[DOCUMENT]
======
In 1950, there were also 5,992 savings and loan institutions. Today there are 703, so the total of insured depositories fell from 19,438 in 1950 to 5,477 today, or by 72 percent. The previous multitude of banks was the result of unique American politics in which agrarian interests protected small, local institutions.  The reduced numbers have moved closer to what a market outcome would ordain. We can expect the consolidation to continue.

As to risk, in the entire decade of the 1950s, there were a mere 28 commercial bank failures—only 0.2 percent of the average number of banks. But banking got a lot riskier as time went on, particularly in the financially disastrous 1980s. In that decade, 1,127 commercial banks failed—40 times the failure rate of the 1950s. Maybe the bankers hadn’t gotten smarter, although they certainly employed more MBAs. State and Federal regulators didn’t appear any smarter either.

In addition to the bank failures, 909 savings and loans failed in the 1980s, bringing the total depository failures for the decade to 2,036—about four per week over ten years. Tough times! When the savings and loan industry collapsed, its government deposit insurer, the Federal Savings and Loan Insurance Corporation, also went broke, triggering a $150 billion taxpayer bailout.

The 1990s were not as bad as the 1980s, but 442 commercial banks (16 times as many as in the 1950s) and 483 savings and loans failed, for a total of 925.

The Federal Reserve optimistically announced that the 21st century heralded a new, stable era—“The Great Moderation.” Soon after that, however, came financial crisis and panic, showing once again that bankers and regulators have not gotten smarter, despite the addition of many PhDs in mathematics and science to the ranks of the MBAs in the finance industry. Ben Bernanke, then Chairman of the Federal Reserve, judged in 2006 that “banking organizations of all sizes have made substantial strides over the past two decades in their ability to measure and manage risks.” That was just before the 2007-09 financial crisis. Apparently they hadn’t made such big strides after all.

Since 2000, 573 depository institutions have failed, of which 486 have been commercial banks. There would have been more failures without the government’s emergency TARP investments in banks, improvised government guarantees, and other forms of bailouts. These include the bailouts of the insolvent Fannie Mae and Freddie Mac, much of whose debt was held by banks, as was encouraged by regulation.

Should we want a banking system with no failures, as was virtually the case in the 1950s? Of course not. As the distinguished economist Alan Meltzer put it, “Capitalism without failure is like religion without sin.” Economic growth requires risk-taking and hence the failures that go with it. But we don’t want too much systemic risk, or for the banking system to collapse from time to time. Since 1950, the United States has experienced both extremes. No one knows how to achieve the golden mean.

We can see how much American banking has changed in the course of one lifetime. But one thing did not change: the tight connection between banking and the government. As banking scholar Charles Calomiris has convincingly summed it up, all banking systems are a deal between the politicians and the bankers.
======
(Dataset excerpt)
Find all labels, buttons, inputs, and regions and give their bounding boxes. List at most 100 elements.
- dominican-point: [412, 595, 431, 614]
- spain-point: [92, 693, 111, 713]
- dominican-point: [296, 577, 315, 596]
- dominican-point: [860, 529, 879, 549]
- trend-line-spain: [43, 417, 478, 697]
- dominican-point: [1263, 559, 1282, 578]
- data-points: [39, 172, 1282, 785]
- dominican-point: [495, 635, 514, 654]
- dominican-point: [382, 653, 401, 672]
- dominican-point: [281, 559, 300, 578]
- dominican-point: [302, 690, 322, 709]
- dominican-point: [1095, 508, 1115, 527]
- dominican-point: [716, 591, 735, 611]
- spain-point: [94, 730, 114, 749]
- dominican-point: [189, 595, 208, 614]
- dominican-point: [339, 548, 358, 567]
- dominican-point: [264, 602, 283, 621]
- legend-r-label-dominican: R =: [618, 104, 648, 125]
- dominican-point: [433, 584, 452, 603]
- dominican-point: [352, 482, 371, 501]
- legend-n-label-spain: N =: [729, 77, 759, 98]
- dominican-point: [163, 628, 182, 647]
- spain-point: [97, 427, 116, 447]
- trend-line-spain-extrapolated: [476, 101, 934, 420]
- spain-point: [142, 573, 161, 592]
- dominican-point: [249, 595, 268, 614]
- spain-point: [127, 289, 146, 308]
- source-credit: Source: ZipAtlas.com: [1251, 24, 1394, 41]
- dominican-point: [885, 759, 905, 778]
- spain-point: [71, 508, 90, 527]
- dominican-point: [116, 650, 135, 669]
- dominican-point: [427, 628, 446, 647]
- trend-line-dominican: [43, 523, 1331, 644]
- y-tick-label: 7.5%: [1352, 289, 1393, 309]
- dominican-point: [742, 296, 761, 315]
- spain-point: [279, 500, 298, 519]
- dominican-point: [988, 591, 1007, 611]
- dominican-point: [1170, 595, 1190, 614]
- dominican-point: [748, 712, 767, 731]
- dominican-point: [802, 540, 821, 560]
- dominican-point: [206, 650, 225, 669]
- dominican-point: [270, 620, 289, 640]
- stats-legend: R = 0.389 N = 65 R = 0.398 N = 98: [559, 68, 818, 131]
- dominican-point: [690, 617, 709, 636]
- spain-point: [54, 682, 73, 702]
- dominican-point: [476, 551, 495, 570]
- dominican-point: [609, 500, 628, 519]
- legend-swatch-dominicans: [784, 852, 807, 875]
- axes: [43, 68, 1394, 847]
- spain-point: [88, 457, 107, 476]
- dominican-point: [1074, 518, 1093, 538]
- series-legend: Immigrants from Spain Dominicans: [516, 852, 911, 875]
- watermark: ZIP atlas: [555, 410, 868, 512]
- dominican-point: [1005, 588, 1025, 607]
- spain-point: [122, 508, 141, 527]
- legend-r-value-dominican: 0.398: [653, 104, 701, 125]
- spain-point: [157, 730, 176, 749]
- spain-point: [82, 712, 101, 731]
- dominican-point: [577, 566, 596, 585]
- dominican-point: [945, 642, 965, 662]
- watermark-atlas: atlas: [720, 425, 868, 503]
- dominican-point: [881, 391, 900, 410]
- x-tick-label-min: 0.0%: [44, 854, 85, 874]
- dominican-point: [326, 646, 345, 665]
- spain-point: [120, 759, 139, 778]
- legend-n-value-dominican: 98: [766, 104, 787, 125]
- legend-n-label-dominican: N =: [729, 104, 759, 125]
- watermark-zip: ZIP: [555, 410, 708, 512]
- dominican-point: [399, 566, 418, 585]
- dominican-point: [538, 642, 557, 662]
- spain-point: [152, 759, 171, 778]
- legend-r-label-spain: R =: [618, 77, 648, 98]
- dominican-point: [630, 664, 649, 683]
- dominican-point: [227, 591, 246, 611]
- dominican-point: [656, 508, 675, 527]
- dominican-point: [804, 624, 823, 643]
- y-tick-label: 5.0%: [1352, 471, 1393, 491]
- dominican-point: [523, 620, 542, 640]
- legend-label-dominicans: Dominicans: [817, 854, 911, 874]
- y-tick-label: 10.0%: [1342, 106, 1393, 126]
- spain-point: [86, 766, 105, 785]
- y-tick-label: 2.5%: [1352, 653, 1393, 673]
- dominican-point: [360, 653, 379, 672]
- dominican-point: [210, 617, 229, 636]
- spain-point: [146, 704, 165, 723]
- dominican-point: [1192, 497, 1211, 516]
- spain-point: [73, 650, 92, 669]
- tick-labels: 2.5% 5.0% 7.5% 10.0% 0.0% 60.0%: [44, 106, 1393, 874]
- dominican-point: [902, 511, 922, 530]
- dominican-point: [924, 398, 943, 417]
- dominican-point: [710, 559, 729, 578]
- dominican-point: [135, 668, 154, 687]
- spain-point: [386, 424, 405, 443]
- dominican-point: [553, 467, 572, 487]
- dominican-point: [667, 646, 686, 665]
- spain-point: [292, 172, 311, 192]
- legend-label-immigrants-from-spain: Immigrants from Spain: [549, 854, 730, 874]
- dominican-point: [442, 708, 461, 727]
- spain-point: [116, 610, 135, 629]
======
[BRIEF 1] For each statement about the banking text, answer yes or no and quote the words from it that decide the matter. (a) The number of savings and loan institutions has grown since 1950. (b) During the 1980s, 909 savings and loans failed. (c) The Federal Savings and Loan Insurance Corporation stayed solvent when the savings and loan industry collapsed.
[BRIEF 2]
Answer these questions from the banking text.
(a) How many commercial banks failed in the 1990s?
(b) In what year did Ben Bernanke make his judgment about banking organizations' ability to manage risks?
(c) Who said that "Capitalism without failure is like religion without sin"?
The rows above are separate from the banking text and stand on their own.

[TASK SOLUTION 1]
(a) No: "In 1950, there were also 5,992 savings and loan institutions. Today there are 703"
(b) Yes: "909 savings and loans failed in the 1980s"
(c) No: "its government deposit insurer, the Federal Savings and Loan Insurance Corporation, also went broke"

[TASK SOLUTION 2]
(a) 442
(b) 2006
(c) Alan Meltzer